AVAILABLE RECORDS —
* * * * * * * * *
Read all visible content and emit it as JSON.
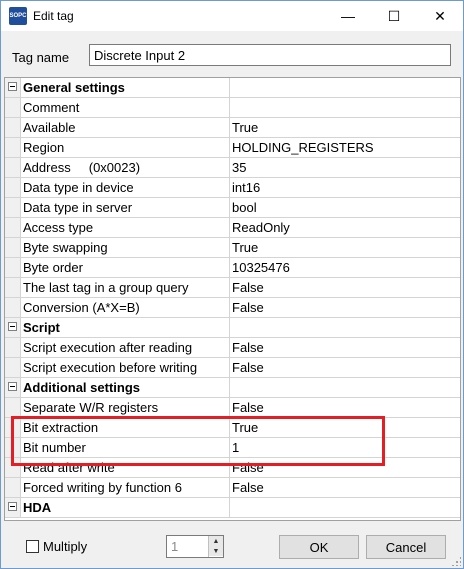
{
  "window": {
    "title": "Edit tag",
    "icon_text": "SOPC",
    "minimize_glyph": "—",
    "maximize_glyph": "☐",
    "close_glyph": "✕"
  },
  "tag": {
    "label": "Tag name",
    "value": "Discrete Input 2"
  },
  "grid": {
    "rows": [
      {
        "kind": "category",
        "name": "General settings",
        "value": ""
      },
      {
        "kind": "prop",
        "name": "Comment",
        "value": ""
      },
      {
        "kind": "prop",
        "name": "Available",
        "value": "True"
      },
      {
        "kind": "prop",
        "name": "Region",
        "value": "HOLDING_REGISTERS"
      },
      {
        "kind": "prop",
        "name": "Address     (0x0023)",
        "value": "35"
      },
      {
        "kind": "prop",
        "name": "Data type in device",
        "value": "int16"
      },
      {
        "kind": "prop",
        "name": "Data type in server",
        "value": "bool"
      },
      {
        "kind": "prop",
        "name": "Access type",
        "value": "ReadOnly"
      },
      {
        "kind": "prop",
        "name": "Byte swapping",
        "value": "True"
      },
      {
        "kind": "prop",
        "name": "Byte order",
        "value": "10325476"
      },
      {
        "kind": "prop",
        "name": "The last tag in a group query",
        "value": "False"
      },
      {
        "kind": "prop",
        "name": "Conversion (A*X=B)",
        "value": "False"
      },
      {
        "kind": "category",
        "name": "Script",
        "value": ""
      },
      {
        "kind": "prop",
        "name": "Script execution after reading",
        "value": "False"
      },
      {
        "kind": "prop",
        "name": "Script execution before writing",
        "value": "False"
      },
      {
        "kind": "category",
        "name": "Additional settings",
        "value": ""
      },
      {
        "kind": "prop",
        "name": "Separate W/R registers",
        "value": "False"
      },
      {
        "kind": "prop",
        "name": "Bit extraction",
        "value": "True"
      },
      {
        "kind": "prop",
        "name": "Bit number",
        "value": "1"
      },
      {
        "kind": "prop",
        "name": "Read after write",
        "value": "False"
      },
      {
        "kind": "prop",
        "name": "Forced writing by function 6",
        "value": "False"
      },
      {
        "kind": "category",
        "name": "HDA",
        "value": ""
      }
    ]
  },
  "footer": {
    "multiply_label": "Multiply",
    "multiply_checked": false,
    "multiplier_value": "1",
    "ok_label": "OK",
    "cancel_label": "Cancel"
  },
  "colors": {
    "highlight": "#e31e24",
    "window_border": "#6b9bd1"
  }
}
* * * * * * * * *
AIM — Copy every line of the listing where the word "Data" appears.

SOLVED PROBLEM —
        "name": "Data type in device",
        "name": "Data type in server",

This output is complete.